Dataset listings of figures:
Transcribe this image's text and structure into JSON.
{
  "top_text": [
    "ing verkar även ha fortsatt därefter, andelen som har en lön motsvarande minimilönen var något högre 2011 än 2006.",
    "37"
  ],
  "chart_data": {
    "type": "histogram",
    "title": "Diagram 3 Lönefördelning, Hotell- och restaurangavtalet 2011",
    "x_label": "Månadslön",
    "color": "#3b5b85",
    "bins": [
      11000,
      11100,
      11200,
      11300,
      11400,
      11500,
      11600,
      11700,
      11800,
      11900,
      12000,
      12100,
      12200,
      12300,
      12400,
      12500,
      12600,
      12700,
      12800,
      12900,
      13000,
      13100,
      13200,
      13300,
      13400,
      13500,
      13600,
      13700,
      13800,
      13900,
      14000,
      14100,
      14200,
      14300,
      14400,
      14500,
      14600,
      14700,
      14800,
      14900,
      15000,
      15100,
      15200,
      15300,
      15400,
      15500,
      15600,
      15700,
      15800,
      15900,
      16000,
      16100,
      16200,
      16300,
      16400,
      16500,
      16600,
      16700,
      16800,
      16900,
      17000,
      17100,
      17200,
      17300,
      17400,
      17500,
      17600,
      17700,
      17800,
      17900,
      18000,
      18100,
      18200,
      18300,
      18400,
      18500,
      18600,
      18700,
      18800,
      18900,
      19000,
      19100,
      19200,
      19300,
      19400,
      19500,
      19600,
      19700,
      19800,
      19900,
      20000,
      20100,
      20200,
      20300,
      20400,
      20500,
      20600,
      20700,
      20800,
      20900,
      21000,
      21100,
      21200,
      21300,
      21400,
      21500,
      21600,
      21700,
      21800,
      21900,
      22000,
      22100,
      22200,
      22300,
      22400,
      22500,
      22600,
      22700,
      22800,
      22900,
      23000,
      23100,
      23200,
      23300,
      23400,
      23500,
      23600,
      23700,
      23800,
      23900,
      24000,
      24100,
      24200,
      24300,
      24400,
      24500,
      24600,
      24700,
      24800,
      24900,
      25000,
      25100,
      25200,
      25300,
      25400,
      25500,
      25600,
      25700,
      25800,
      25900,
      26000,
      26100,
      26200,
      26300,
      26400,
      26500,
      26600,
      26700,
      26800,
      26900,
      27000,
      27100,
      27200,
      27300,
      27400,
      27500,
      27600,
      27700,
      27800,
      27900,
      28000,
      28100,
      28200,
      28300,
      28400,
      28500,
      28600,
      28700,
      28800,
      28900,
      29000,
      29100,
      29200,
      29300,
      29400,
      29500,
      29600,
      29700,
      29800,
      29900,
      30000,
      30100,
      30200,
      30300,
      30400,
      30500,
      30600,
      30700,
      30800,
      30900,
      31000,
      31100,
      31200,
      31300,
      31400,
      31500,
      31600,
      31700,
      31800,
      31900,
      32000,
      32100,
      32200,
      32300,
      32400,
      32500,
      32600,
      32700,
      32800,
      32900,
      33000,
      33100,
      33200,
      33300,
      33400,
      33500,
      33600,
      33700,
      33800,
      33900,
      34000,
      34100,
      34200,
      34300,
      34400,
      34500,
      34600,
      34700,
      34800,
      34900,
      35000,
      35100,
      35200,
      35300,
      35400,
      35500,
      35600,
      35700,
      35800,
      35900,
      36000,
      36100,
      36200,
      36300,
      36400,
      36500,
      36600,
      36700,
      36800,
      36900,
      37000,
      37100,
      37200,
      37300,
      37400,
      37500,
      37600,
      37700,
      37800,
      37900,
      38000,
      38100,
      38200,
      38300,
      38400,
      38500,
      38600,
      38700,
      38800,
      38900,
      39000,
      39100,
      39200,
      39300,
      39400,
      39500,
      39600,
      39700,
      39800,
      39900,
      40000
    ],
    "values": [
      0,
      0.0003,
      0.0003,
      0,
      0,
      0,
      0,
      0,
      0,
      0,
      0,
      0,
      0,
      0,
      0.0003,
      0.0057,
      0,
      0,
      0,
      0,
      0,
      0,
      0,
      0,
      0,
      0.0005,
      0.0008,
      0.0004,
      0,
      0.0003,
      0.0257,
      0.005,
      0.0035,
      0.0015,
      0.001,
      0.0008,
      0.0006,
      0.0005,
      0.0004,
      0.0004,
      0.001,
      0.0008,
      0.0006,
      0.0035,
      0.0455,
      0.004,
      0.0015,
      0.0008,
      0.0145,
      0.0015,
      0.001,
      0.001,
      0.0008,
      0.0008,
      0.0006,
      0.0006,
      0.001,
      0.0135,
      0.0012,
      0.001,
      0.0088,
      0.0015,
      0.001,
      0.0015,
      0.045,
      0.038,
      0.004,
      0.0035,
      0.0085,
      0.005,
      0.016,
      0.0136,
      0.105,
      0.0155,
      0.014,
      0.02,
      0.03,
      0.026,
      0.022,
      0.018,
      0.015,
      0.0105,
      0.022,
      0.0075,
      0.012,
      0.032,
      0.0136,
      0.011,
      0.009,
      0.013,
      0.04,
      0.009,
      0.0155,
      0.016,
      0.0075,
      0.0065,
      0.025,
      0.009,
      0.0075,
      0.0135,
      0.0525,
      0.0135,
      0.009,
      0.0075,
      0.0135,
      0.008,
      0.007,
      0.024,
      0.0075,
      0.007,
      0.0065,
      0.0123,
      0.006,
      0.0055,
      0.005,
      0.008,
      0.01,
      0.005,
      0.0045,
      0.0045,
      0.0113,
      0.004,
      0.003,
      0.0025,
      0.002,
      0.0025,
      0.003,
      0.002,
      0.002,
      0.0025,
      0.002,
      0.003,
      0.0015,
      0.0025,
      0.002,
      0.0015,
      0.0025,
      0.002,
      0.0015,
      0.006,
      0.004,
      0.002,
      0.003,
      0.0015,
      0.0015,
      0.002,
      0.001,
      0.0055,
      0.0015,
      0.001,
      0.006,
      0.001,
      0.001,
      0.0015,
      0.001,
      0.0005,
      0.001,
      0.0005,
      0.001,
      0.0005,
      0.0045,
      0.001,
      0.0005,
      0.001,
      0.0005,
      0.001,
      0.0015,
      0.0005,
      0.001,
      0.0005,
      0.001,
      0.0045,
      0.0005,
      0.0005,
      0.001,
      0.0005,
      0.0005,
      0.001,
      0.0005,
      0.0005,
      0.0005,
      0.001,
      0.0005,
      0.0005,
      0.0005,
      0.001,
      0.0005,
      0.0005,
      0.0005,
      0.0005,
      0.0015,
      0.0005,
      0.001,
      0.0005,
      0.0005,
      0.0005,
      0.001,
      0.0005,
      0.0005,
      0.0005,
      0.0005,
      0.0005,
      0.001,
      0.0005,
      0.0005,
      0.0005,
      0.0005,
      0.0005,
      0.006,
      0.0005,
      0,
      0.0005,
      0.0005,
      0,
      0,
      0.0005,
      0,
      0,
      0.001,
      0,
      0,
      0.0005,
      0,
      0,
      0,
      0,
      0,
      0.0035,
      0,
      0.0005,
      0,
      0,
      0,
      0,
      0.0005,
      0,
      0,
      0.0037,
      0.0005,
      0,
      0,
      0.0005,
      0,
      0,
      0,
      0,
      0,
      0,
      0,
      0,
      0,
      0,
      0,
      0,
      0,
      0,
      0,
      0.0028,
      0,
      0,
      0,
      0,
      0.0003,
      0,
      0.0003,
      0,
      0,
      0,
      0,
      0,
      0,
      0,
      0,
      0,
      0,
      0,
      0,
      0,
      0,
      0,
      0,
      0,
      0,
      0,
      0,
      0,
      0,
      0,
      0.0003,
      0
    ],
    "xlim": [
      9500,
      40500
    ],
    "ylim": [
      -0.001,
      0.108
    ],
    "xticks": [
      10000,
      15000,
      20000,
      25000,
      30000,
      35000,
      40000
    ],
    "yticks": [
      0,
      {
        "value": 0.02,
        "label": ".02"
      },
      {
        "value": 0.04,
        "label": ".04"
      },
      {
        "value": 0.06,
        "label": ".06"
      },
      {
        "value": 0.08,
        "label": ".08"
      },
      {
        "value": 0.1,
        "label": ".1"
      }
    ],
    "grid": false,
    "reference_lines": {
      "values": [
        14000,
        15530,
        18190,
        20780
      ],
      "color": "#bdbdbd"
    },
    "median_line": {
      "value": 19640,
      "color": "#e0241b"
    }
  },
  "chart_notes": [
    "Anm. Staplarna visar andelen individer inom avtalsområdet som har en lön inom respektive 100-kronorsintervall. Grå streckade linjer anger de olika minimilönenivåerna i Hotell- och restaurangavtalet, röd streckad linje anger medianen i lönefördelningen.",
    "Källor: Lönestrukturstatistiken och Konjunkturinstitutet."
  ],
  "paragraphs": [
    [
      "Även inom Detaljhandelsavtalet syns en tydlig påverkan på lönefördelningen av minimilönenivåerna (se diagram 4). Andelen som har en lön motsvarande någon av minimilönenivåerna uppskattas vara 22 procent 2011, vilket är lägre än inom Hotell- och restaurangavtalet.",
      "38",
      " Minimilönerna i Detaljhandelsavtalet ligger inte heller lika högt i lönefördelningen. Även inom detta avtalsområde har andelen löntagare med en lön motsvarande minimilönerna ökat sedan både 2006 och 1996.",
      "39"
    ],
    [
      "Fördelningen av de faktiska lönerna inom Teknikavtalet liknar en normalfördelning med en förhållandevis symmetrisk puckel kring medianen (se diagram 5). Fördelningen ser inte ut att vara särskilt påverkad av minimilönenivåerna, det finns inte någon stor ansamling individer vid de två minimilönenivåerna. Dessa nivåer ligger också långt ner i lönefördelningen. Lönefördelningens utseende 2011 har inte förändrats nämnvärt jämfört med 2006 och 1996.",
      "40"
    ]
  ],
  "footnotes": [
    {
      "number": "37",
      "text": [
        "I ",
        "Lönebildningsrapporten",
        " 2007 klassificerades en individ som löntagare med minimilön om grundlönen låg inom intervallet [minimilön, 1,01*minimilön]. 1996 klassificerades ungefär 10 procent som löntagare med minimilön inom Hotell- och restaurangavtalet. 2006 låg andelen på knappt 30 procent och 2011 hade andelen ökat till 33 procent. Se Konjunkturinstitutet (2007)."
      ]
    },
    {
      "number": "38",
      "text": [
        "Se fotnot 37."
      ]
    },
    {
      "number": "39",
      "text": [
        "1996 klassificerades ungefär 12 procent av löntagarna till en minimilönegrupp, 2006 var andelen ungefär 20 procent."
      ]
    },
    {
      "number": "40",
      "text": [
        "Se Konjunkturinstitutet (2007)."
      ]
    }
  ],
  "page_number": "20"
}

__What is expected__
List every line above that contains the word "någon".

__Answer for this exercise__
      "Även inom Detaljhandelsavtalet syns en tydlig påverkan på lönefördelningen av minimilönenivåerna (se diagram 4). Andelen som har en lön motsvarande någon av minimilönenivåerna uppskattas vara 22 procent 2011, vilket är lägre än inom Hotell- och restaurangavtalet.",
      "Fördelningen av de faktiska lönerna inom Teknikavtalet liknar en normalfördelning med en förhållandevis symmetrisk puckel kring medianen (se diagram 5). Fördelningen ser inte ut att vara särskilt påverkad av minimilönenivåerna, det finns inte någon stor ansamling individer vid de två minimilönenivåerna. Dessa nivåer ligger också långt ner i lönefördelningen. Lönefördelningens utseende 2011 har inte förändrats nämnvärt jämfört med 2006 och 1996.",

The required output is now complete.